## BEGIN GIVEN RECORDS
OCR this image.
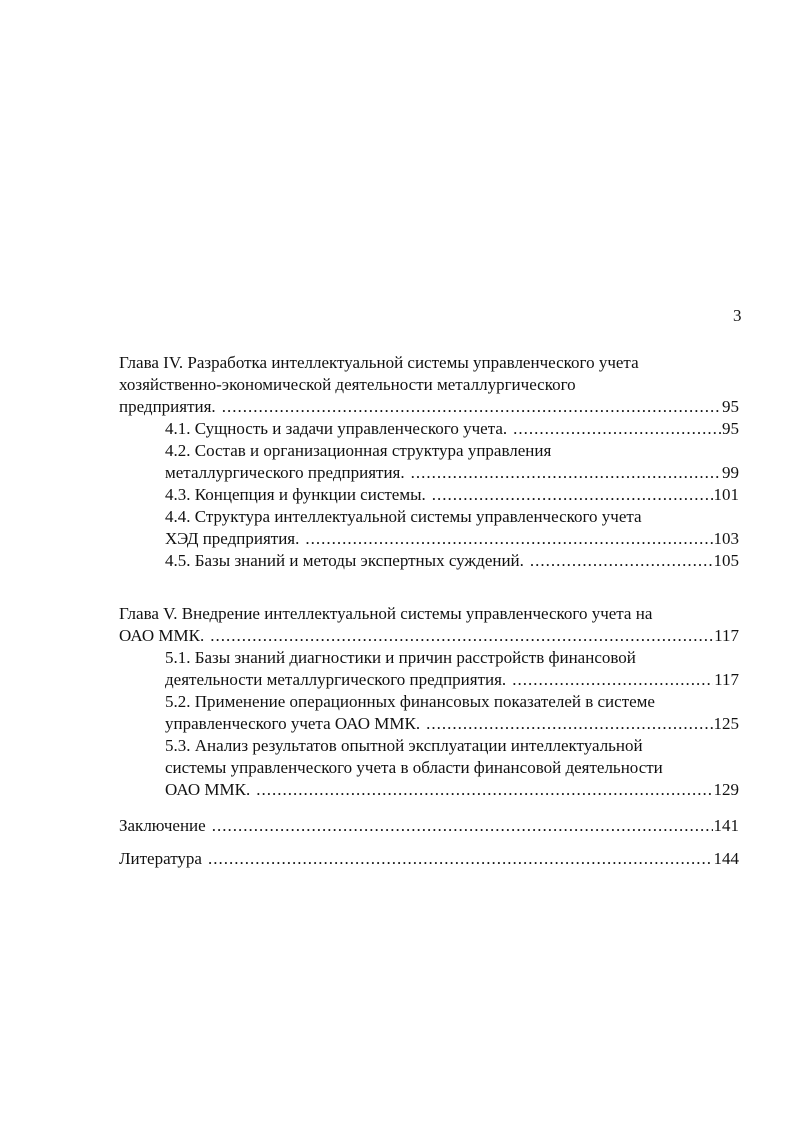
3
Глава IV. Разработка интеллектуальной системы управленческого учета
хозяйственно-экономической деятельности металлургического
предприятия. .....	95
4.1. Сущность и задачи управленческого учета. .....	95
4.2. Состав и организационная структура управления
металлургического предприятия. .....	99
4.3. Концепция и функции системы. .....	101
4.4. Структура интеллектуальной системы управленческого учета
ХЭД предприятия. .....	103
4.5. Базы знаний и методы экспертных суждений. .....	105
Глава V. Внедрение интеллектуальной системы управленческого учета на
ОАО ММК. .....	117
5.1. Базы знаний диагностики и причин расстройств финансовой
деятельности металлургического предприятия. .....	117
5.2. Применение операционных финансовых показателей в системе
управленческого учета ОАО ММК. .....	125
5.3. Анализ результатов опытной эксплуатации интеллектуальной
системы управленческого учета в области финансовой деятельности
ОАО ММК. .....	129
Заключение .....	141
Литература .....	144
## END GIVEN RECORDS
Copy out each line word for word, please, skipping the images.

**TASK ANSWER**
OCR this image.
3
Глава IV. Разработка интеллектуальной системы управленческого учета
хозяйственно-экономической деятельности металлургического
предприятия. .....	95
4.1. Сущность и задачи управленческого учета. .....	95
4.2. Состав и организационная структура управления
металлургического предприятия. .....	99
4.3. Концепция и функции системы. .....	101
4.4. Структура интеллектуальной системы управленческого учета
ХЭД предприятия. .....	103
4.5. Базы знаний и методы экспертных суждений. .....	105
Глава V. Внедрение интеллектуальной системы управленческого учета на
ОАО ММК. .....	117
5.1. Базы знаний диагностики и причин расстройств финансовой
деятельности металлургического предприятия. .....	117
5.2. Применение операционных финансовых показателей в системе
управленческого учета ОАО ММК. .....	125
5.3. Анализ результатов опытной эксплуатации интеллектуальной
системы управленческого учета в области финансовой деятельности
ОАО ММК. .....	129
Заключение .....	141
Литература .....	144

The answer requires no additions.